# What the task requires:
For every line in the data below that contains "Secretario", copy the line.

# Recorded information:

********************

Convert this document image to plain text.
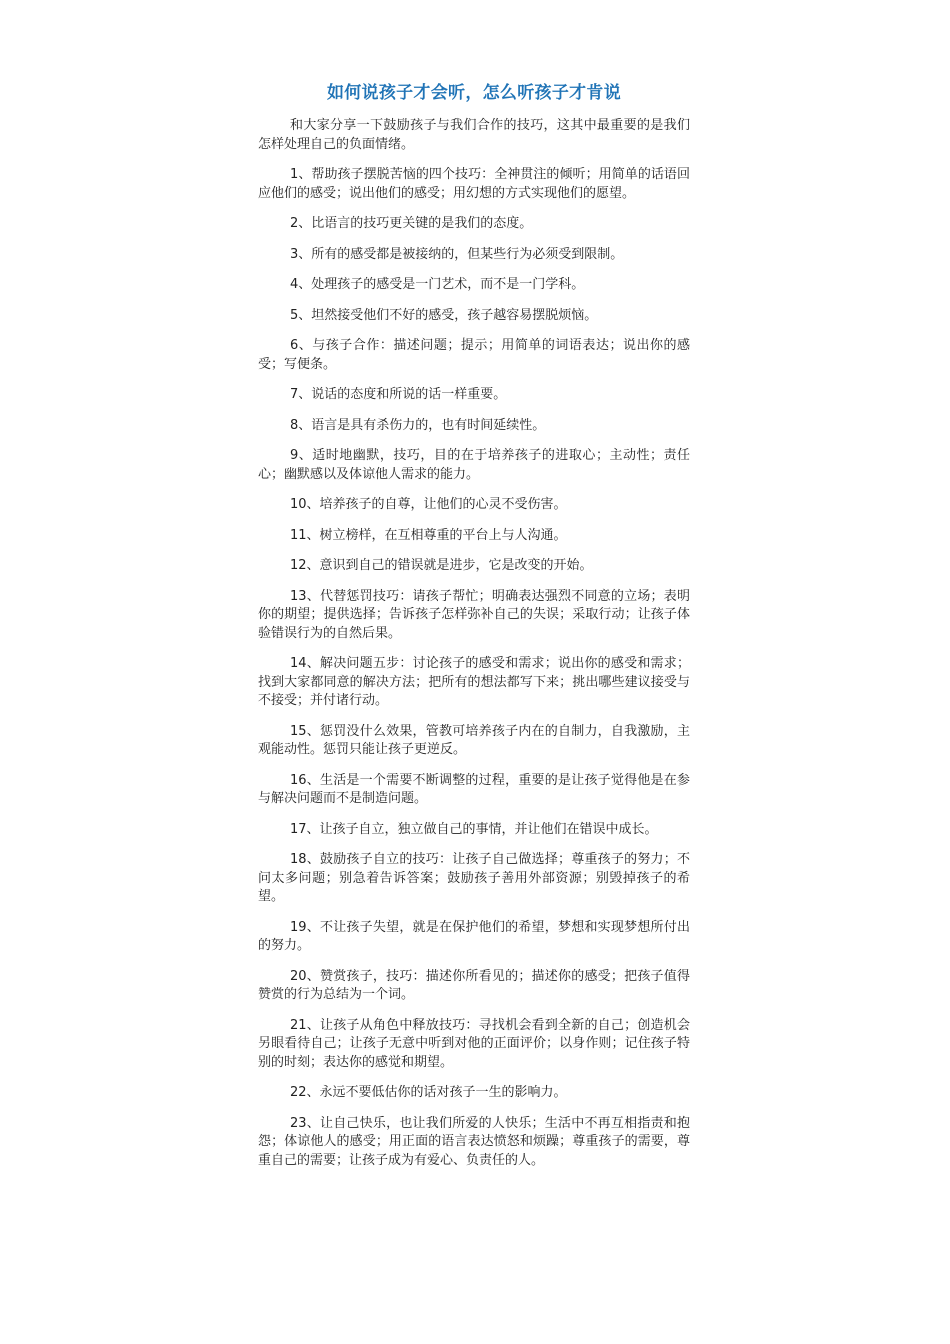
如何说孩子才会听，怎么听孩子才肯说

和大家分享一下鼓励孩子与我们合作的技巧，这其中最重要的是我们怎样处理自己的负面情绪。

1、帮助孩子摆脱苦恼的四个技巧：全神贯注的倾听；用简单的话语回应他们的感受；说出他们的感受；用幻想的方式实现他们的愿望。

2、比语言的技巧更关键的是我们的态度。

3、所有的感受都是被接纳的，但某些行为必须受到限制。

4、处理孩子的感受是一门艺术，而不是一门学科。

5、坦然接受他们不好的感受，孩子越容易摆脱烦恼。

6、与孩子合作：描述问题；提示；用简单的词语表达；说出你的感受；写便条。

7、说话的态度和所说的话一样重要。

8、语言是具有杀伤力的，也有时间延续性。

9、适时地幽默，技巧，目的在于培养孩子的进取心；主动性；责任心；幽默感以及体谅他人需求的能力。

10、培养孩子的自尊，让他们的心灵不受伤害。

11、树立榜样，在互相尊重的平台上与人沟通。

12、意识到自己的错误就是进步，它是改变的开始。

13、代替惩罚技巧：请孩子帮忙；明确表达强烈不同意的立场；表明你的期望；提供选择；告诉孩子怎样弥补自己的失误；采取行动；让孩子体验错误行为的自然后果。

14、解决问题五步：讨论孩子的感受和需求；说出你的感受和需求；找到大家都同意的解决方法；把所有的想法都写下来；挑出哪些建议接受与不接受；并付诸行动。

15、惩罚没什么效果，管教可培养孩子内在的自制力，自我激励，主观能动性。惩罚只能让孩子更逆反。

16、生活是一个需要不断调整的过程，重要的是让孩子觉得他是在参与解决问题而不是制造问题。

17、让孩子自立，独立做自己的事情，并让他们在错误中成长。

18、鼓励孩子自立的技巧：让孩子自己做选择；尊重孩子的努力；不问太多问题；别急着告诉答案；鼓励孩子善用外部资源；别毁掉孩子的希望。

19、不让孩子失望，就是在保护他们的希望，梦想和实现梦想所付出的努力。

20、赞赏孩子，技巧：描述你所看见的；描述你的感受；把孩子值得赞赏的行为总结为一个词。

21、让孩子从角色中释放技巧：寻找机会看到全新的自己；创造机会另眼看待自己；让孩子无意中听到对他的正面评价；以身作则；记住孩子特别的时刻；表达你的感觉和期望。

22、永远不要低估你的话对孩子一生的影响力。

23、让自己快乐，也让我们所爱的人快乐；生活中不再互相指责和抱怨；体谅他人的感受；用正面的语言表达愤怒和烦躁；尊重孩子的需要，尊重自己的需要；让孩子成为有爱心、负责任的人。
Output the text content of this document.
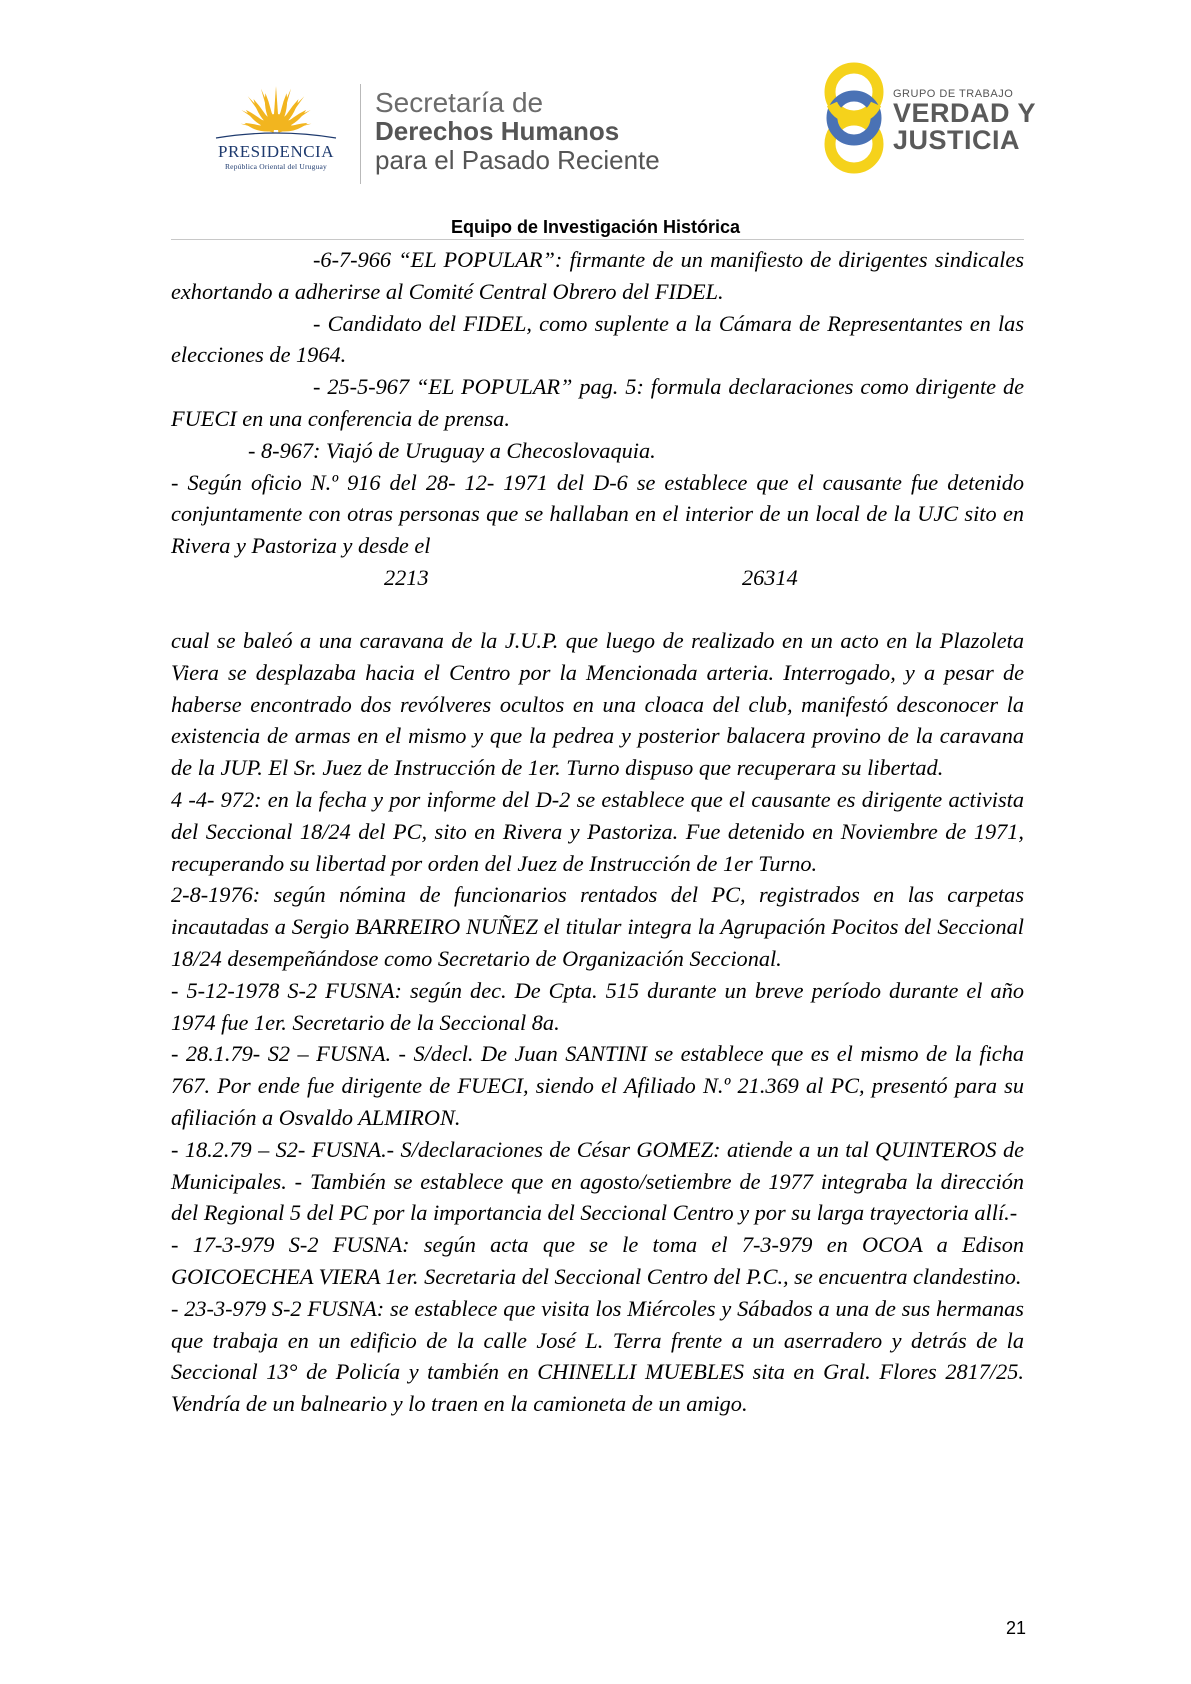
PRESIDENCIA
República Oriental del Uruguay
Secretaría de
Derechos Humanos
para el Pasado Reciente
GRUPO DE TRABAJO
VERDAD Y
JUSTICIA
Equipo de Investigación Histórica

-6-7-966 “EL POPULAR”: firmante de un manifiesto de dirigentes sindicales exhortando a adherirse al Comité Central Obrero del FIDEL.

- Candidato del FIDEL, como suplente a la Cámara de Representantes en las elecciones de 1964.

- 25-5-967 “EL POPULAR” pag. 5: formula declaraciones como dirigente de FUECI en una conferencia de prensa.

- 8-967: Viajó de Uruguay a Checoslovaquia.

- Según oficio N.º 916 del 28- 12- 1971 del D-6 se establece que el causante fue detenido conjuntamente con otras personas que se hallaban en el interior de un local de la UJC sito en Rivera y Pastoriza y desde el

2213	26314

cual se baleó a una caravana de la J.U.P. que luego de realizado en un acto en la Plazoleta Viera se desplazaba hacia el Centro por la Mencionada arteria. Interrogado, y a pesar de haberse encontrado dos revólveres ocultos en una cloaca del club, manifestó desconocer la existencia de armas en el mismo y que la pedrea y posterior balacera provino de la caravana de la JUP. El Sr. Juez de Instrucción de 1er. Turno dispuso que recuperara su libertad.

4 -4- 972: en la fecha y por informe del D-2 se establece que el causante es dirigente activista del Seccional 18/24 del PC, sito en Rivera y Pastoriza. Fue detenido en Noviembre de 1971, recuperando su libertad por orden del Juez de Instrucción de 1er Turno.

2-8-1976: según nómina de funcionarios rentados del PC, registrados en las carpetas incautadas a Sergio BARREIRO NUÑEZ el titular integra la Agrupación Pocitos del Seccional 18/24 desempeñándose como Secretario de Organización Seccional.

- 5-12-1978 S-2 FUSNA: según dec. De Cpta. 515 durante un breve período durante el año 1974 fue 1er. Secretario de la Seccional 8a.

- 28.1.79- S2 – FUSNA. - S/decl. De Juan SANTINI se establece que es el mismo de la ficha 767. Por ende fue dirigente de FUECI, siendo el Afiliado N.º 21.369 al PC, presentó para su afiliación a Osvaldo ALMIRON.

- 18.2.79 – S2- FUSNA.- S/declaraciones de César GOMEZ: atiende a un tal QUINTEROS de Municipales. - También se establece que en agosto/setiembre de 1977 integraba la dirección del Regional 5 del PC por la importancia del Seccional Centro y por su larga trayectoria allí.-

- 17-3-979 S-2 FUSNA: según acta que se le toma el 7-3-979 en OCOA a Edison GOICOECHEA VIERA 1er. Secretaria del Seccional Centro del P.C., se encuentra clandestino.

- 23-3-979 S-2 FUSNA: se establece que visita los Miércoles y Sábados a una de sus hermanas que trabaja en un edificio de la calle José L. Terra frente a un aserradero y detrás de la Seccional 13° de Policía y también en CHINELLI MUEBLES sita en Gral. Flores 2817/25. Vendría de un balneario y lo traen en la camioneta de un amigo.

21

********************

# Final answer:
2-8-1976: según nómina de funcionarios rentados del PC, registrados en las carpetas incautadas a Sergio BARREIRO NUÑEZ el titular integra la Agrupación Pocitos del Seccional 18/24 desempeñándose como Secretario de Organización Seccional.
- 5-12-1978 S-2 FUSNA: según dec. De Cpta. 515 durante un breve período durante el año 1974 fue 1er. Secretario de la Seccional 8a.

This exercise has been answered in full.